**Stored data**
»»
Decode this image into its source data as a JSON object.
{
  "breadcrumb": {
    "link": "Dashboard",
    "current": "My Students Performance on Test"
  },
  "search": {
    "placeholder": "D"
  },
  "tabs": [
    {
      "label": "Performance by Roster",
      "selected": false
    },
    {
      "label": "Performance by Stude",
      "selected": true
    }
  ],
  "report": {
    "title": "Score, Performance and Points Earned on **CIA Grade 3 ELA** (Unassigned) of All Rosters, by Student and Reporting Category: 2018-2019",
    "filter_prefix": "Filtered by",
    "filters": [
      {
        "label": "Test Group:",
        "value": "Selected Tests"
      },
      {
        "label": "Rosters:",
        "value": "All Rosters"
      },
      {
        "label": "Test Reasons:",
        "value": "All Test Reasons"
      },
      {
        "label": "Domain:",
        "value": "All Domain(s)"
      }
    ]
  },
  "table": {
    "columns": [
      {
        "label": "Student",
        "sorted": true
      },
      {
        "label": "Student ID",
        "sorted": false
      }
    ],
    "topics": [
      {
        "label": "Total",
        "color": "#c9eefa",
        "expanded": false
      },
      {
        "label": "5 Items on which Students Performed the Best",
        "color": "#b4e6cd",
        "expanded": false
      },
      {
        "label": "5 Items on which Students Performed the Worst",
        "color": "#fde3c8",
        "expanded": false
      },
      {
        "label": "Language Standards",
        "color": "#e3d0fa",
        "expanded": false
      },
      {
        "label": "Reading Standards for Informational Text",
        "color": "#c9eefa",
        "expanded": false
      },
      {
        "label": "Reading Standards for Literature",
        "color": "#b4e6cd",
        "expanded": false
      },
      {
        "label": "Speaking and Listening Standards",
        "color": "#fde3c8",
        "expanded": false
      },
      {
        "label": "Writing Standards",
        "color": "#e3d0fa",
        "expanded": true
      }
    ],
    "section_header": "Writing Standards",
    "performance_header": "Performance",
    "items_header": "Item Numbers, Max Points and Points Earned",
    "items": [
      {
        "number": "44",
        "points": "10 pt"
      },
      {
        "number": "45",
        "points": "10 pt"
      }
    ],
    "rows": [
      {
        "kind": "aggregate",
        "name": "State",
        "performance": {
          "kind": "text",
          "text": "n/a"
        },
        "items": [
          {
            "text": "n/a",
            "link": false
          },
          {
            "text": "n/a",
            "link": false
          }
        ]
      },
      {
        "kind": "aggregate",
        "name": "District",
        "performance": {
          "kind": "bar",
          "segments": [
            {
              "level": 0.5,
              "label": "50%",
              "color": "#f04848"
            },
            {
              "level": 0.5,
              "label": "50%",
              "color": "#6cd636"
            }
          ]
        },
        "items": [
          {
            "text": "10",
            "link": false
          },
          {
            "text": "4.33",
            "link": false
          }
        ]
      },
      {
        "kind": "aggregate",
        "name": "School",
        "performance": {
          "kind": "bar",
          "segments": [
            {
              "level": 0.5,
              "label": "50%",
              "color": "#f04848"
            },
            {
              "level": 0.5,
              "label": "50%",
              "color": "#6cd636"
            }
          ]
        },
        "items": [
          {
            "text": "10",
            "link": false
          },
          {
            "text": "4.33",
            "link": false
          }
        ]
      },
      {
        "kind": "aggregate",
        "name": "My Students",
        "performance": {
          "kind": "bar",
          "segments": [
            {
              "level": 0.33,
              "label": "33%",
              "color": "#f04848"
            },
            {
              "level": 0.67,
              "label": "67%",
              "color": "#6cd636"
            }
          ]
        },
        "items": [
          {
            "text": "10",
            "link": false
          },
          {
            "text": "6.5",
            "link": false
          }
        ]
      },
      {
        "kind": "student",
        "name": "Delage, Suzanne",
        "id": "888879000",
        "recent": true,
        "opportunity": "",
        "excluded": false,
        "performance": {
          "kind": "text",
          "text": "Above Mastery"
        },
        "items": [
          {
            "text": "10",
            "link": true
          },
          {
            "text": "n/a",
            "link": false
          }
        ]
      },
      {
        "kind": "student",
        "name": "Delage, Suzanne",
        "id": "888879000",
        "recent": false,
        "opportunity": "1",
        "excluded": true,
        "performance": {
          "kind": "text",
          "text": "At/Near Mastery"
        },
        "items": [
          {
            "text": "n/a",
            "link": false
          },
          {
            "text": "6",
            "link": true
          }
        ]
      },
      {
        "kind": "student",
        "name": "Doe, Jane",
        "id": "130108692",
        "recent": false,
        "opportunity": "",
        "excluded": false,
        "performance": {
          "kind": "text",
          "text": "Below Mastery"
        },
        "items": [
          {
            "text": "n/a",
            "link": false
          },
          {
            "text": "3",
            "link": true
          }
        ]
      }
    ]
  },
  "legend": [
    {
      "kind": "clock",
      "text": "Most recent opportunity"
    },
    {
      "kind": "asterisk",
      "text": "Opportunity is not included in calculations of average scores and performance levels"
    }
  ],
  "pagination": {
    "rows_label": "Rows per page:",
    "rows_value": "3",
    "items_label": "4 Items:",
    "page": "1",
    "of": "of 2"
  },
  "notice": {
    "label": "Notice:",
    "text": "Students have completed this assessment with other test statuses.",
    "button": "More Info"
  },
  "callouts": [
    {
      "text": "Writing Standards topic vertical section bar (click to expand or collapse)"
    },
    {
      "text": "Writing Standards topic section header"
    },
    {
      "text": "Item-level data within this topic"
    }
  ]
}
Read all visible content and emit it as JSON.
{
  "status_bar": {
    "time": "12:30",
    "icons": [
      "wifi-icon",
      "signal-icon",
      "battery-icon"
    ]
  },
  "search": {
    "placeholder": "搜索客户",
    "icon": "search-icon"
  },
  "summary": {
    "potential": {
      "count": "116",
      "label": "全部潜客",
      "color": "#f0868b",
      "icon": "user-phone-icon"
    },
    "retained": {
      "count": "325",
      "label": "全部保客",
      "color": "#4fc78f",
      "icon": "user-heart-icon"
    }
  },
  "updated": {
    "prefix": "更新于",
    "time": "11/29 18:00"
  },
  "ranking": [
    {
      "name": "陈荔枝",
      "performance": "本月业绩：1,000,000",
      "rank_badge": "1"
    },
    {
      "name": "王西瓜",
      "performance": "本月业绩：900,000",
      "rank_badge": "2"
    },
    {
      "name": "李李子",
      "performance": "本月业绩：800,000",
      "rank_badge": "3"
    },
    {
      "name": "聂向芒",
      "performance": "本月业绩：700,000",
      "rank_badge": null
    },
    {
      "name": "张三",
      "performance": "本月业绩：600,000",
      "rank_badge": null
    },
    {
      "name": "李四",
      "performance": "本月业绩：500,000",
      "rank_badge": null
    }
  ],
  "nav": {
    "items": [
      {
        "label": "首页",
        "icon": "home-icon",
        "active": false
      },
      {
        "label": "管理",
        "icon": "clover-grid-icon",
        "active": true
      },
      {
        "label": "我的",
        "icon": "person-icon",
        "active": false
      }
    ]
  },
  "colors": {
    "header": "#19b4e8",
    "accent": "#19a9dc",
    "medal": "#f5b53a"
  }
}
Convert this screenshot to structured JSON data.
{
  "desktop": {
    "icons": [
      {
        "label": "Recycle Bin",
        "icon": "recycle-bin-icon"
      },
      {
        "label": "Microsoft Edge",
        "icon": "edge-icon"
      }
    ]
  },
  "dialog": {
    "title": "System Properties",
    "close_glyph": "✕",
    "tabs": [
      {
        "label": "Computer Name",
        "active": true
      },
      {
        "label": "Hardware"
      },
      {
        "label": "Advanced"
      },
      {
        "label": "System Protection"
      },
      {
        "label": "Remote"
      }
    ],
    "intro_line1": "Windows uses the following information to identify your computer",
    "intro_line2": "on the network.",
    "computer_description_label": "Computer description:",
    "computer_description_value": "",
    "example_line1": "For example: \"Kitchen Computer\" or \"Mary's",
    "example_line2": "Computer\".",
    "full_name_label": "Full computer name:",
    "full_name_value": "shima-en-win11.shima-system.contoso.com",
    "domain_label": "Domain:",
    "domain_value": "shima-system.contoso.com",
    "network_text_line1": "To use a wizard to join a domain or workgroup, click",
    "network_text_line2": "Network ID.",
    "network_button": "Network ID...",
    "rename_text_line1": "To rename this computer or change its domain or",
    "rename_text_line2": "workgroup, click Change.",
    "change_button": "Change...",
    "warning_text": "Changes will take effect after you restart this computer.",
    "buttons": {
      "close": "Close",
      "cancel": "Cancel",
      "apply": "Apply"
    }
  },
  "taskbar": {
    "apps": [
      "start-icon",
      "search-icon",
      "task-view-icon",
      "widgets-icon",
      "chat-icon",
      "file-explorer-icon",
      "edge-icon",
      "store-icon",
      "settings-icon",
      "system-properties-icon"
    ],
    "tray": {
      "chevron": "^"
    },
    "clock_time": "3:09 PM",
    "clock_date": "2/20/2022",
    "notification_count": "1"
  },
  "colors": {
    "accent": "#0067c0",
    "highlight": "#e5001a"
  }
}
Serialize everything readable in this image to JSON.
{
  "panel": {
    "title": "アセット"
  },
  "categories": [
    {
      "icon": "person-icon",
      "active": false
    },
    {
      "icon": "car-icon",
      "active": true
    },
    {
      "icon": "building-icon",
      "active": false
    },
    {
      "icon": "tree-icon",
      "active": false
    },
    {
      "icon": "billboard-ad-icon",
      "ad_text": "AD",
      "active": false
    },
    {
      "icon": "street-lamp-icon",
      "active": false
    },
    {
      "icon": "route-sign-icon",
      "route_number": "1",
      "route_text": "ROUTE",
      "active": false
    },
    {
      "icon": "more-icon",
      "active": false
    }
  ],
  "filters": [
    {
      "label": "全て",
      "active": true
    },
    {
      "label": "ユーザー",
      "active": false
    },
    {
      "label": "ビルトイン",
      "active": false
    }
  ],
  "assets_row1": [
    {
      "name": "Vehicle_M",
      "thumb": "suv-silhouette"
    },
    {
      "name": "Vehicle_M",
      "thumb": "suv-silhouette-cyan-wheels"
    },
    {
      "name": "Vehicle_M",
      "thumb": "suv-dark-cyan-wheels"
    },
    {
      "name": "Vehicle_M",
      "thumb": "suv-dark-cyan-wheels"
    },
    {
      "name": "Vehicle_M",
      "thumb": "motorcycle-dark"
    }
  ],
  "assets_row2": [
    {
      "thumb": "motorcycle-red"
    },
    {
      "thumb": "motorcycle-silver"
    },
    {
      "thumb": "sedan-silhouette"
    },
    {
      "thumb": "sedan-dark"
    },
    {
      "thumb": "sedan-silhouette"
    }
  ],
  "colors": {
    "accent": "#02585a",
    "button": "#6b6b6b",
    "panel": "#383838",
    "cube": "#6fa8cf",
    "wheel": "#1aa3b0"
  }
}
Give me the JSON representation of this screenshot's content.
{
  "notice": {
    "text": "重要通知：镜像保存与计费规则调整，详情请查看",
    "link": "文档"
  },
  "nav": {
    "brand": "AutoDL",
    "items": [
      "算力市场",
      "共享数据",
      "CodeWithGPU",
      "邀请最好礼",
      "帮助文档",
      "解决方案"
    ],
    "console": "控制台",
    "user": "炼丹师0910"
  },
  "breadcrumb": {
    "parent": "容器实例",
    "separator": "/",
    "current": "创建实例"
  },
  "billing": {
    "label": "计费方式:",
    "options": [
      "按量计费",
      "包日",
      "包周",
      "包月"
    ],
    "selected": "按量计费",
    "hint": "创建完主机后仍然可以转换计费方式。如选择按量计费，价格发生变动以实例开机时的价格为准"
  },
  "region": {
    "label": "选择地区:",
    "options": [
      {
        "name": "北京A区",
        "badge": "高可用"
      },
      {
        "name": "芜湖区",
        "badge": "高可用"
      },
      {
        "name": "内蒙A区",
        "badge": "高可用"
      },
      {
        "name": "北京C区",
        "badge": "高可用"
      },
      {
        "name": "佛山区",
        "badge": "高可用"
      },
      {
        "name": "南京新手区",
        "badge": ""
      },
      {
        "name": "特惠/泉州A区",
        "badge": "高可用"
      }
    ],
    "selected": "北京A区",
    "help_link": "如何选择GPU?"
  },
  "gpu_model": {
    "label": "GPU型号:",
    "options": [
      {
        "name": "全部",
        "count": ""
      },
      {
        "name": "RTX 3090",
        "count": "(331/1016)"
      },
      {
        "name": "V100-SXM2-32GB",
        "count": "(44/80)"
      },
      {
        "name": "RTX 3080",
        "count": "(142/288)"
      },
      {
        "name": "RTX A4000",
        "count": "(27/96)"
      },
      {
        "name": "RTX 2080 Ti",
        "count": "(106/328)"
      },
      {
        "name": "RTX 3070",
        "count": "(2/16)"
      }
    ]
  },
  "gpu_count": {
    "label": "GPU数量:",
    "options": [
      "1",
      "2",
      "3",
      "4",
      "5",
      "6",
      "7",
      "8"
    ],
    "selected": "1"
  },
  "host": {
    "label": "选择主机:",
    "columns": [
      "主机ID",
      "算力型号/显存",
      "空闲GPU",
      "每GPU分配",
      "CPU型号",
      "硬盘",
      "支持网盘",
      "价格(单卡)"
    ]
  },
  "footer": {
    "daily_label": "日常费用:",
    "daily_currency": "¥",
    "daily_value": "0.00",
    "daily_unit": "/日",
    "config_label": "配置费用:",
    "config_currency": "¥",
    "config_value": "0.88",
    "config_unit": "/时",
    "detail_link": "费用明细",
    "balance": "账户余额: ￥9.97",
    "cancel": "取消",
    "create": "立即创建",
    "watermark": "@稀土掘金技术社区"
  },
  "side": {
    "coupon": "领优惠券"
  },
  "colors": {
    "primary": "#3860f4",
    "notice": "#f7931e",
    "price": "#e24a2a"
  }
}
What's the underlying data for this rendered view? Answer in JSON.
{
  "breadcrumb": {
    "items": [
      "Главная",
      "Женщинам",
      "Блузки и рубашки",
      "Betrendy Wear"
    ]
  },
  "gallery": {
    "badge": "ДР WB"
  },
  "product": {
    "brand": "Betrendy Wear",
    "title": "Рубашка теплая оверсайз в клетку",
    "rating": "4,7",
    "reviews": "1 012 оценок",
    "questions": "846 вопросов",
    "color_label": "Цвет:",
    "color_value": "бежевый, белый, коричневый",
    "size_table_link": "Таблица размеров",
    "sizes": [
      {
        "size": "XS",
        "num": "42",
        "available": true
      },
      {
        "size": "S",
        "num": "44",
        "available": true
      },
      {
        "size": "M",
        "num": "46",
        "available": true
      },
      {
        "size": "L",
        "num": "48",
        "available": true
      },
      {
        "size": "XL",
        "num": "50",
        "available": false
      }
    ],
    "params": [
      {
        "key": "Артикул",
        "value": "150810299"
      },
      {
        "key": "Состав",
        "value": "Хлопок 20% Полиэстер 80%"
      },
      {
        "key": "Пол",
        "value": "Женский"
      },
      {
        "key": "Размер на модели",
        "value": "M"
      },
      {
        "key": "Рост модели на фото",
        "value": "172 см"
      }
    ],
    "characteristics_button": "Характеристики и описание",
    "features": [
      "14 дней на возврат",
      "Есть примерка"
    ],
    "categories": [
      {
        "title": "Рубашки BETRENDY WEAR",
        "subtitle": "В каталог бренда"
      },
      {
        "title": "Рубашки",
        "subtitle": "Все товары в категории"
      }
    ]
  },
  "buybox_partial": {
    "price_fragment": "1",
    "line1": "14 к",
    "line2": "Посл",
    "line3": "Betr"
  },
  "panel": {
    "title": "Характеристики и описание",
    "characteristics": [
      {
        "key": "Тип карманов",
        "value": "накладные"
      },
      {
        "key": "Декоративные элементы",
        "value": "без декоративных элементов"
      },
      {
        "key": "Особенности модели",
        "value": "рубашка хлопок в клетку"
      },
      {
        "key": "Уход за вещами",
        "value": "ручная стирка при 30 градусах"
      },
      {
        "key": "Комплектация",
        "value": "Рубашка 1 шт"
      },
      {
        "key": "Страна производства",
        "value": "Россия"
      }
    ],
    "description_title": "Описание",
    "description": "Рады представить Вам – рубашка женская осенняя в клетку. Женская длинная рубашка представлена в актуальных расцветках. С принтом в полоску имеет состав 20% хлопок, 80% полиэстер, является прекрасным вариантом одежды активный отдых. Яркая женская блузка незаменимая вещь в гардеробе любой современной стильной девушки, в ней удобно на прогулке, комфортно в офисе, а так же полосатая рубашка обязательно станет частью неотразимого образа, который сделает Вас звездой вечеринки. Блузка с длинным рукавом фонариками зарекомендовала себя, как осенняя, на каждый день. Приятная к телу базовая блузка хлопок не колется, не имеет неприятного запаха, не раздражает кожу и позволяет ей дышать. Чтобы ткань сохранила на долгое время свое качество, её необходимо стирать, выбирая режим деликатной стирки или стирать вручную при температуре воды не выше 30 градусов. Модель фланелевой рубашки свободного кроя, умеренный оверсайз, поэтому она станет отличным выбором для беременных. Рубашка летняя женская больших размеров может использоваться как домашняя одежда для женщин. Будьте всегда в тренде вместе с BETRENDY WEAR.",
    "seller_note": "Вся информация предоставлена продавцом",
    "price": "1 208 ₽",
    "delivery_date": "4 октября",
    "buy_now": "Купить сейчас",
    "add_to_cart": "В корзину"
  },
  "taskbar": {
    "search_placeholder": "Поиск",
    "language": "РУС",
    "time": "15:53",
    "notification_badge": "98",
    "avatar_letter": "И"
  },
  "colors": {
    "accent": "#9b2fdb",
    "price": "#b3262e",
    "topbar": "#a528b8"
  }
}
««
Of the lines above, how many hold the string "which"? Answer with only the number.

**Correct output**
2